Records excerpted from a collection
□ □ □ □ □
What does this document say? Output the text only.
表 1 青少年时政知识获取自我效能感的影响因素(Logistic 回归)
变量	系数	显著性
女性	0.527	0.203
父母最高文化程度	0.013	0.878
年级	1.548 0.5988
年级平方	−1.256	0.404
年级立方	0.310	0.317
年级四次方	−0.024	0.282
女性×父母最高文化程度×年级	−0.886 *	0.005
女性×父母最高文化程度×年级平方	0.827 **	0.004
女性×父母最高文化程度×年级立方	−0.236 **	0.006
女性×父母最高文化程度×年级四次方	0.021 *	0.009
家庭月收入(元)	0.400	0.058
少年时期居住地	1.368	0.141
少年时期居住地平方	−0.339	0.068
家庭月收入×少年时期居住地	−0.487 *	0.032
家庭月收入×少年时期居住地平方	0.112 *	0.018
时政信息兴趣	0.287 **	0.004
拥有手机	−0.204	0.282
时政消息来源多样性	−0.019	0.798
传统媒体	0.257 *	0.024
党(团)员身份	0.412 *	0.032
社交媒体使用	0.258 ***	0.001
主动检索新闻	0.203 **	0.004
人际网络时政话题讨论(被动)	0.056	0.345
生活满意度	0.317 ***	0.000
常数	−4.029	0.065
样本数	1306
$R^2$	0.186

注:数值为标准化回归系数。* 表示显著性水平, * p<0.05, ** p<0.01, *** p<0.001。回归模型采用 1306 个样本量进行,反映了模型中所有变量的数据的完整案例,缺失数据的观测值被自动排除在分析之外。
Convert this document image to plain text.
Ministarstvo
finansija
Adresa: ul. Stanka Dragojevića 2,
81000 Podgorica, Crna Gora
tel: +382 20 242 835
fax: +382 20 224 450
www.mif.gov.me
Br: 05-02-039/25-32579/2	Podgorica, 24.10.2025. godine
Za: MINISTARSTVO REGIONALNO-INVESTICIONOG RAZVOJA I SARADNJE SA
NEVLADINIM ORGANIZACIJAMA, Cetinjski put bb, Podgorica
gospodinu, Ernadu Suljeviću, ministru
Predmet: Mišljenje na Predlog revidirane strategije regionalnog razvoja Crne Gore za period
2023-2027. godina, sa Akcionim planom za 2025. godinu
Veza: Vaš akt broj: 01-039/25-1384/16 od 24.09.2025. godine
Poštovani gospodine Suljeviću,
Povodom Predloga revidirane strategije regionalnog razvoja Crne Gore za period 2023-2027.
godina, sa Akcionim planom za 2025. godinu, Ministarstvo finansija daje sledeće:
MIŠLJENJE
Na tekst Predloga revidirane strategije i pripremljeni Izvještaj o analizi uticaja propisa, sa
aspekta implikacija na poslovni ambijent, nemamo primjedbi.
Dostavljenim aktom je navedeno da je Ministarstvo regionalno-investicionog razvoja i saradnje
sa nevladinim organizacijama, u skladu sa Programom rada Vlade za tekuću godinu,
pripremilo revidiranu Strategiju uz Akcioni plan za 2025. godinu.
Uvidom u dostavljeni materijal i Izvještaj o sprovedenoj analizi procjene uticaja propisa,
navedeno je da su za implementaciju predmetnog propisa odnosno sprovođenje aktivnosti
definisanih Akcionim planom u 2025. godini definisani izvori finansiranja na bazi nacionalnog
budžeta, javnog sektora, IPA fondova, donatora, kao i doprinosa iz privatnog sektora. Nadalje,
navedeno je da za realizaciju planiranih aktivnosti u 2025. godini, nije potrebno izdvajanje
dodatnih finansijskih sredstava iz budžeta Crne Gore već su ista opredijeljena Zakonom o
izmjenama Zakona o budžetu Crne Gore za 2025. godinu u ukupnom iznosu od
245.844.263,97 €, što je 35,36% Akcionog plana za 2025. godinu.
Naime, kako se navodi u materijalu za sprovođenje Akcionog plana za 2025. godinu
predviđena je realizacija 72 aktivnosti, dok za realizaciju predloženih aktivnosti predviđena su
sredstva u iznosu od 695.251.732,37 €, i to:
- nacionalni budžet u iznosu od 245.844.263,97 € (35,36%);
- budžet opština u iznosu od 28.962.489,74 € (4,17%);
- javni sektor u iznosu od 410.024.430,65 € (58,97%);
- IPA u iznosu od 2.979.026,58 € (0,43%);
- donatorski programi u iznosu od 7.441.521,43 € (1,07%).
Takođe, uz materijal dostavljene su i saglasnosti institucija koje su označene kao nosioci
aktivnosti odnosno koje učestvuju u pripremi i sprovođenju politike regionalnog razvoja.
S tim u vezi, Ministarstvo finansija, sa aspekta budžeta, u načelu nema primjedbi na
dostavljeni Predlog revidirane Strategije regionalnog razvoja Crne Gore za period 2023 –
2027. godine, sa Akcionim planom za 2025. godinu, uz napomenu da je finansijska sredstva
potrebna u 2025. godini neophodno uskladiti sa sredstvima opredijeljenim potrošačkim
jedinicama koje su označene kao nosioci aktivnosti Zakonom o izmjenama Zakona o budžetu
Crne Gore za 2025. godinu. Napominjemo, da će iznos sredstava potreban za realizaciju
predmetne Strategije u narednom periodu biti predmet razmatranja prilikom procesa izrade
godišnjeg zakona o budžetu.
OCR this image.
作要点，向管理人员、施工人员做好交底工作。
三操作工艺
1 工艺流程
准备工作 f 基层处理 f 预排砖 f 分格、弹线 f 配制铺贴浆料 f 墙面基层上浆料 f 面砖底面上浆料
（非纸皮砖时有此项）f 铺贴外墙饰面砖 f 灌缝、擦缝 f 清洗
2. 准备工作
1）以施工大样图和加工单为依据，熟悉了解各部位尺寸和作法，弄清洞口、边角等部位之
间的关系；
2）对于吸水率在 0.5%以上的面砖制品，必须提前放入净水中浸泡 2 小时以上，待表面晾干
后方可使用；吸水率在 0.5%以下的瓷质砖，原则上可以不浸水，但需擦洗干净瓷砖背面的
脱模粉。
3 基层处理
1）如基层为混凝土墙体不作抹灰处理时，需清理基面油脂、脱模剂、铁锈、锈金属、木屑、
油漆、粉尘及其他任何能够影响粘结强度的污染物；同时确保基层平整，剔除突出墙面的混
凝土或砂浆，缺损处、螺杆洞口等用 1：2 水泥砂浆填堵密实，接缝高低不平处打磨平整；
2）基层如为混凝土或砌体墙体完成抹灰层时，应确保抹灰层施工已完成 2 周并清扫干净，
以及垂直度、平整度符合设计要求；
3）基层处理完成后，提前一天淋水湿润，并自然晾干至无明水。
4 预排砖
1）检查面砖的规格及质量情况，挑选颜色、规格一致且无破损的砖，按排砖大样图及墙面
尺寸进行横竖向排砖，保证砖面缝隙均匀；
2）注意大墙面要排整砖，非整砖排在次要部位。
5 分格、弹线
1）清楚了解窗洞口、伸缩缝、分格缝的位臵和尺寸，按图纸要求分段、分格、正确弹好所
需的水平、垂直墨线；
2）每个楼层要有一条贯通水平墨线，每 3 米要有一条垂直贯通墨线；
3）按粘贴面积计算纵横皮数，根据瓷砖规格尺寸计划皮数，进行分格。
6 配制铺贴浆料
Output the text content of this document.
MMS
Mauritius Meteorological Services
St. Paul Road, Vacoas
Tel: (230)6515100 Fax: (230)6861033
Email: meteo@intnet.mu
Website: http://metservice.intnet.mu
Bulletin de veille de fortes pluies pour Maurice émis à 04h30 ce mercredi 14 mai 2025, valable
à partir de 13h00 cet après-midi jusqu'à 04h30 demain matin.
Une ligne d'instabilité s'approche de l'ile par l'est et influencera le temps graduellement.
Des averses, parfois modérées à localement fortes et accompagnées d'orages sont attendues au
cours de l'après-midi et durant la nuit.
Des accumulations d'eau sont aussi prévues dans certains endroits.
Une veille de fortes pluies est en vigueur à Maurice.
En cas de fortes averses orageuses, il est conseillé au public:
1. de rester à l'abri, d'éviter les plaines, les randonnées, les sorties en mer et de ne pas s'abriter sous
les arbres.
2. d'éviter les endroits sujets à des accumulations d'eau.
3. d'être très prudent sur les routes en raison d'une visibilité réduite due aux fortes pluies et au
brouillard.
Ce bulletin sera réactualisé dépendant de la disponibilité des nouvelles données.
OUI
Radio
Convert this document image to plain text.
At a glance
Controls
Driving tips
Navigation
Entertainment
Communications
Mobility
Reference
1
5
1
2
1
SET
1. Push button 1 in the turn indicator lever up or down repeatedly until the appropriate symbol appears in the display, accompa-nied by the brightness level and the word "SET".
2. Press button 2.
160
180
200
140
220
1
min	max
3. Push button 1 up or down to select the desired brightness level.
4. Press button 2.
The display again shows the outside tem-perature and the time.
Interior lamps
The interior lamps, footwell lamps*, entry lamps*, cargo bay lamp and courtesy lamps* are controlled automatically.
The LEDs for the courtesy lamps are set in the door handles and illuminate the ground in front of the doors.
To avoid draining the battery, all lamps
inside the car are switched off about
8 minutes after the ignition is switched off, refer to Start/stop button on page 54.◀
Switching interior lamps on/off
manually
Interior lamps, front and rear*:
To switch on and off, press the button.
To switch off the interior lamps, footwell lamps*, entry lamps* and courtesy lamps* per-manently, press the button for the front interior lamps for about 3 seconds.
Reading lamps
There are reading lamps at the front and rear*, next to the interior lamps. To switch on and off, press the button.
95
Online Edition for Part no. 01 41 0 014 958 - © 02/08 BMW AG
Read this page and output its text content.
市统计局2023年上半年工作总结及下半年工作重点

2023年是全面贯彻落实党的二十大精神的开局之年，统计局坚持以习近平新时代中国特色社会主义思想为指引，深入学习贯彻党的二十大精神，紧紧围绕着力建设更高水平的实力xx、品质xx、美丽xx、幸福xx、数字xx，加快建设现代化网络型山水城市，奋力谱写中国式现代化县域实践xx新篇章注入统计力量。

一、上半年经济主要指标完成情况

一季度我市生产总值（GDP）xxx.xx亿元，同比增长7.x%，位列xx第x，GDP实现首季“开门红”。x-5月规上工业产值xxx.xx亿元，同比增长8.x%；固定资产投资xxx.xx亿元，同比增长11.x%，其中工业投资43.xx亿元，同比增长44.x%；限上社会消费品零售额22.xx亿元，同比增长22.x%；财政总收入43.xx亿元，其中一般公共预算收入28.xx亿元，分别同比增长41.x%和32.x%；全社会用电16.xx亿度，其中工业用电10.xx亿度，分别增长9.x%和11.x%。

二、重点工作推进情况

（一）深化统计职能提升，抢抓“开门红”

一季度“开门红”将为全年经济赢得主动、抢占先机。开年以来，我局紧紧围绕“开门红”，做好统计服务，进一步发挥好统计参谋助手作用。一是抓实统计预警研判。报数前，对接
□ □ □ □ □
▶ **YOUR TASK**:
How many lines in these entries contain the string "revidirane"? State the number and nothing more.

▶ **CORRECT RESULT**:
4